# TASK DETAILS
Filter the data for lines with the word "hint", then copy every line so identified.

[start of EXCERPTED DATA]

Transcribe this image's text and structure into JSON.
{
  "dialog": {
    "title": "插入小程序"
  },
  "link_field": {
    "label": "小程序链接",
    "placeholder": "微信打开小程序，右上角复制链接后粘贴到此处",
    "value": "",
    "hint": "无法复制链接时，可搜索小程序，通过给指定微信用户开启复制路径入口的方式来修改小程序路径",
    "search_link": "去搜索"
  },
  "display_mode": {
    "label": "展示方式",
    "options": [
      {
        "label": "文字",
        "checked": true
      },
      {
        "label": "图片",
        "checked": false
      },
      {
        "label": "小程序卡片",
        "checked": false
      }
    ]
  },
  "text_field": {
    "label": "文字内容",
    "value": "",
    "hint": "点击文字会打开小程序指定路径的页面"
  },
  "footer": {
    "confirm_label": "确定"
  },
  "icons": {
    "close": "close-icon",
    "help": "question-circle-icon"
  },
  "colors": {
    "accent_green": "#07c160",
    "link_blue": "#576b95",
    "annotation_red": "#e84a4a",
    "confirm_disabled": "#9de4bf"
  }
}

[end of EXCERPTED DATA]

# OUTPUT
    "hint": "无法复制链接时，可搜索小程序，通过给指定微信用户开启复制路径入口的方式来修改小程序路径",
    "hint": "点击文字会打开小程序指定路径的页面"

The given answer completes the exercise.